Look through the material below and count the lines with the string "that". Report only the count.

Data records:

** begin **

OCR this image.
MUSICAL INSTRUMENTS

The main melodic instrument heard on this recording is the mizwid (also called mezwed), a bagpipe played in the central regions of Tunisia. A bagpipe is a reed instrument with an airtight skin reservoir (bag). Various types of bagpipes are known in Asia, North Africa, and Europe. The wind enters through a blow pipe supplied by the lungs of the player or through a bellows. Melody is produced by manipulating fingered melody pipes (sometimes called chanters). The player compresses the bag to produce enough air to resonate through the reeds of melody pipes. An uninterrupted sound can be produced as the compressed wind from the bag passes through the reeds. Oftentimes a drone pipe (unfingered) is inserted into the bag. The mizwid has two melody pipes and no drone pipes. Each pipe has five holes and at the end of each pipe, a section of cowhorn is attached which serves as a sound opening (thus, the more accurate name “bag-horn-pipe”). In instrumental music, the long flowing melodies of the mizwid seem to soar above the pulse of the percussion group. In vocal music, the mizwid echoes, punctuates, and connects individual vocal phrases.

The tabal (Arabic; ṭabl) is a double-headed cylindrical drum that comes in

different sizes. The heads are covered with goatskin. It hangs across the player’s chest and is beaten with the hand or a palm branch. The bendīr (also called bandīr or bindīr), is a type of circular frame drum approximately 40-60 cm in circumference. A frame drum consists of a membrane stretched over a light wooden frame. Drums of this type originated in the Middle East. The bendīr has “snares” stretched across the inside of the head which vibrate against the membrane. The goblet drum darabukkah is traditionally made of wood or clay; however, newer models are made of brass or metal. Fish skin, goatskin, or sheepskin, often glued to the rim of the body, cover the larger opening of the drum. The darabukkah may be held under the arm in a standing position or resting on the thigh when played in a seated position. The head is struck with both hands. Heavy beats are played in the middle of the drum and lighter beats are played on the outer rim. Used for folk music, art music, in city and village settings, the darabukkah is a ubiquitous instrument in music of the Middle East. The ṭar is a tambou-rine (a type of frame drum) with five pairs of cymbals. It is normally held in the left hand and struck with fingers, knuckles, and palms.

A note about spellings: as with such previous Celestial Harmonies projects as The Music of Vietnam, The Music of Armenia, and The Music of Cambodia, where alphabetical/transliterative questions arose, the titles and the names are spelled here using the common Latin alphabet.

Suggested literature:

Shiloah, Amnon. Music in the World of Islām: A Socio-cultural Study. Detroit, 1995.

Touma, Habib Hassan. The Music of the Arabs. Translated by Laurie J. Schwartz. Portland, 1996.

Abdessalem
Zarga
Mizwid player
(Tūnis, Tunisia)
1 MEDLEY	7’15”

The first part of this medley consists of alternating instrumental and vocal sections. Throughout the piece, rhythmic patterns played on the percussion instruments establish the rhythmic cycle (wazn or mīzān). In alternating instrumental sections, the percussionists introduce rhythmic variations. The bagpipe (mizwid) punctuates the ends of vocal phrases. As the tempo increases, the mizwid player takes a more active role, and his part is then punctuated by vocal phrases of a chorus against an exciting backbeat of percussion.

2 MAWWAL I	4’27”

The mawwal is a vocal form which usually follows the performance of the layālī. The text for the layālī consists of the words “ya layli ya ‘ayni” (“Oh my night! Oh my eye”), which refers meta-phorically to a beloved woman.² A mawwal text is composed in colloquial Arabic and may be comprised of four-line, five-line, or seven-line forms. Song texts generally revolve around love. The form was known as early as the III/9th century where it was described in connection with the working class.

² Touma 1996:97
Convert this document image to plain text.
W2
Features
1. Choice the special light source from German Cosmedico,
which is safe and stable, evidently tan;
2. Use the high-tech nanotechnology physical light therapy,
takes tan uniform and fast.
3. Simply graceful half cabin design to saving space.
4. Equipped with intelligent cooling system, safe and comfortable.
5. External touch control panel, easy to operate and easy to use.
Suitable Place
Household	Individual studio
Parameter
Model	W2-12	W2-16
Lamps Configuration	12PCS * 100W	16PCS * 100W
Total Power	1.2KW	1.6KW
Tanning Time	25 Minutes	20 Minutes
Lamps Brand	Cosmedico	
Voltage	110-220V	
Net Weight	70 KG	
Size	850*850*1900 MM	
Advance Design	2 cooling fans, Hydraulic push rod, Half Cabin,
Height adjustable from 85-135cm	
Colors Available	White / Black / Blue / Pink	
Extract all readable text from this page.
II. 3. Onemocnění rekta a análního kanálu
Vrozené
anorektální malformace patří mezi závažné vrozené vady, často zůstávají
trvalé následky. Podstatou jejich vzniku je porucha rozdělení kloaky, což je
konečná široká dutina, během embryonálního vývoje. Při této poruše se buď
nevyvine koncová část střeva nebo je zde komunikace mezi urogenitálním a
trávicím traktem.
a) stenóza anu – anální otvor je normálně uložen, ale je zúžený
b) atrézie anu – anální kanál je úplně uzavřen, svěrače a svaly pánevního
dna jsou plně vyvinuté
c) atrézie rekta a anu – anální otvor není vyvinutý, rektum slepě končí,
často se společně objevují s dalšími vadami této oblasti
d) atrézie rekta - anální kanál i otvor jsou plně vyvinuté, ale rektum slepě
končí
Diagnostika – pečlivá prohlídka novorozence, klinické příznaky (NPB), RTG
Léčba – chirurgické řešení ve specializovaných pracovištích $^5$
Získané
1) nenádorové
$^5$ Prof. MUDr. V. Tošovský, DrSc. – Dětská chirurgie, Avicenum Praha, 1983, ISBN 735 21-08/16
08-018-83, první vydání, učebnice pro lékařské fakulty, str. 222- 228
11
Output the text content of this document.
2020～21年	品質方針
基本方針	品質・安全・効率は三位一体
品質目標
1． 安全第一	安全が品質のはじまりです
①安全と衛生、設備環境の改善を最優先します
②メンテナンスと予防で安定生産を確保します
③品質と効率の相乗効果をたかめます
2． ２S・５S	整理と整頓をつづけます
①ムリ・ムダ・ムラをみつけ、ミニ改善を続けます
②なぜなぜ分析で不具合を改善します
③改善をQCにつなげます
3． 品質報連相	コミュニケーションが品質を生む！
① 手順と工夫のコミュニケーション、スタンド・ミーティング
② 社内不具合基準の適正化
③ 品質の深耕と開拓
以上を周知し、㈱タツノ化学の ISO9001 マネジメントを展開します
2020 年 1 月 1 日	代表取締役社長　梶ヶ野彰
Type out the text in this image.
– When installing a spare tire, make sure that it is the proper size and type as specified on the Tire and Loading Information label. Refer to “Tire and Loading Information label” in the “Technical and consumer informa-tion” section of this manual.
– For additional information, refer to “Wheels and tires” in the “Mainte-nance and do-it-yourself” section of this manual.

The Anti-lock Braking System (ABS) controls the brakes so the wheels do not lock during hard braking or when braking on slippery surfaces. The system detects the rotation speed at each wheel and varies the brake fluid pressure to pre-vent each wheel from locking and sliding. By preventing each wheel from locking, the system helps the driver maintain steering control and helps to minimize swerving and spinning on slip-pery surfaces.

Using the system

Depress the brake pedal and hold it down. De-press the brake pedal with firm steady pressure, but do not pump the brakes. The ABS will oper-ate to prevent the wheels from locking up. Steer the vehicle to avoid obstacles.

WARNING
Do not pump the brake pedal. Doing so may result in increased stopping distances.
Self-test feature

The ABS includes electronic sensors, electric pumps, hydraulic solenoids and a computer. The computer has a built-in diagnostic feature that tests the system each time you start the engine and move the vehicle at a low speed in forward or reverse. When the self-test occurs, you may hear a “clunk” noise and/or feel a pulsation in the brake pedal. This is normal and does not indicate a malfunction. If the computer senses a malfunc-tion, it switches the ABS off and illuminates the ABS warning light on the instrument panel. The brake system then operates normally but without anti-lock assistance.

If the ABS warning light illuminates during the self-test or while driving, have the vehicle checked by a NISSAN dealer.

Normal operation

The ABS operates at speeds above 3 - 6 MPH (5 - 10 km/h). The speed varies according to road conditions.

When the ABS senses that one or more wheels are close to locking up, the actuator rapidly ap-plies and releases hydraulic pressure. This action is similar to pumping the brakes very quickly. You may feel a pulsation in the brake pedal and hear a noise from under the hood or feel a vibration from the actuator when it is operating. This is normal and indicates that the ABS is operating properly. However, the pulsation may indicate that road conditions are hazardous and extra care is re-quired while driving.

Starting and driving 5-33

** end **

REPLY TO THE TASK: 4